### Data extract
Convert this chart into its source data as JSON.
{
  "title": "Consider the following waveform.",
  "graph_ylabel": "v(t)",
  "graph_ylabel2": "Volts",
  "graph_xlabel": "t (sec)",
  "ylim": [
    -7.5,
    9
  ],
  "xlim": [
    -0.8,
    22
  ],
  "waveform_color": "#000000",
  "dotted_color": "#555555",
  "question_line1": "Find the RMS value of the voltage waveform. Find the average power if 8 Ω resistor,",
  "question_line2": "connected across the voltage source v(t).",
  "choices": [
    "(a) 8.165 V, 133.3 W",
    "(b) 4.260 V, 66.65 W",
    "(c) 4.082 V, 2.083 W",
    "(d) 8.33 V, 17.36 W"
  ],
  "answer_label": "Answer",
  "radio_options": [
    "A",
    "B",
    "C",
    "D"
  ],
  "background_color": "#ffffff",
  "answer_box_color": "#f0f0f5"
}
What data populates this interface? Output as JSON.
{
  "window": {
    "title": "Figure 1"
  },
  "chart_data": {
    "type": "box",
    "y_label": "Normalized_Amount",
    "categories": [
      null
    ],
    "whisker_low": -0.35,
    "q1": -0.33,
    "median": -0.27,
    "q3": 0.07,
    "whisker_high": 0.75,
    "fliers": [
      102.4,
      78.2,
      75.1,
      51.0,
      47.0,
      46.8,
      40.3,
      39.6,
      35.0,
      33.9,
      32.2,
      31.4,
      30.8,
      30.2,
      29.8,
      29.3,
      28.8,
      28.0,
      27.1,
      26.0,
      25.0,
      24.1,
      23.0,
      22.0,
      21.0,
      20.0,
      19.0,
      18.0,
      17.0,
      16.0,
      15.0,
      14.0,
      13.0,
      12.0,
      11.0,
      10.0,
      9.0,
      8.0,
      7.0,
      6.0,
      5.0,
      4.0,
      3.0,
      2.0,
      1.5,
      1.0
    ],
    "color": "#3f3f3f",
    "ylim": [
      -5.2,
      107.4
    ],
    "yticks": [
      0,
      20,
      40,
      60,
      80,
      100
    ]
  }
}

### Given instruction
The whole listing above needs to be written out again exactly.

### Final result
Convert this chart into its source data as JSON.
{
  "title": "Consider the following waveform.",
  "graph_ylabel": "v(t)",
  "graph_ylabel2": "Volts",
  "graph_xlabel": "t (sec)",
  "ylim": [
    -7.5,
    9
  ],
  "xlim": [
    -0.8,
    22
  ],
  "waveform_color": "#000000",
  "dotted_color": "#555555",
  "question_line1": "Find the RMS value of the voltage waveform. Find the average power if 8 Ω resistor,",
  "question_line2": "connected across the voltage source v(t).",
  "choices": [
    "(a) 8.165 V, 133.3 W",
    "(b) 4.260 V, 66.65 W",
    "(c) 4.082 V, 2.083 W",
    "(d) 8.33 V, 17.36 W"
  ],
  "answer_label": "Answer",
  "radio_options": [
    "A",
    "B",
    "C",
    "D"
  ],
  "background_color": "#ffffff",
  "answer_box_color": "#f0f0f5"
}
What data populates this interface? Output as JSON.
{
  "window": {
    "title": "Figure 1"
  },
  "chart_data": {
    "type": "box",
    "y_label": "Normalized_Amount",
    "categories": [
      null
    ],
    "whisker_low": -0.35,
    "q1": -0.33,
    "median": -0.27,
    "q3": 0.07,
    "whisker_high": 0.75,
    "fliers": [
      102.4,
      78.2,
      75.1,
      51.0,
      47.0,
      46.8,
      40.3,
      39.6,
      35.0,
      33.9,
      32.2,
      31.4,
      30.8,
      30.2,
      29.8,
      29.3,
      28.8,
      28.0,
      27.1,
      26.0,
      25.0,
      24.1,
      23.0,
      22.0,
      21.0,
      20.0,
      19.0,
      18.0,
      17.0,
      16.0,
      15.0,
      14.0,
      13.0,
      12.0,
      11.0,
      10.0,
      9.0,
      8.0,
      7.0,
      6.0,
      5.0,
      4.0,
      3.0,
      2.0,
      1.5,
      1.0
    ],
    "color": "#3f3f3f",
    "ylim": [
      -5.2,
      107.4
    ],
    "yticks": [
      0,
      20,
      40,
      60,
      80,
      100
    ]
  }
}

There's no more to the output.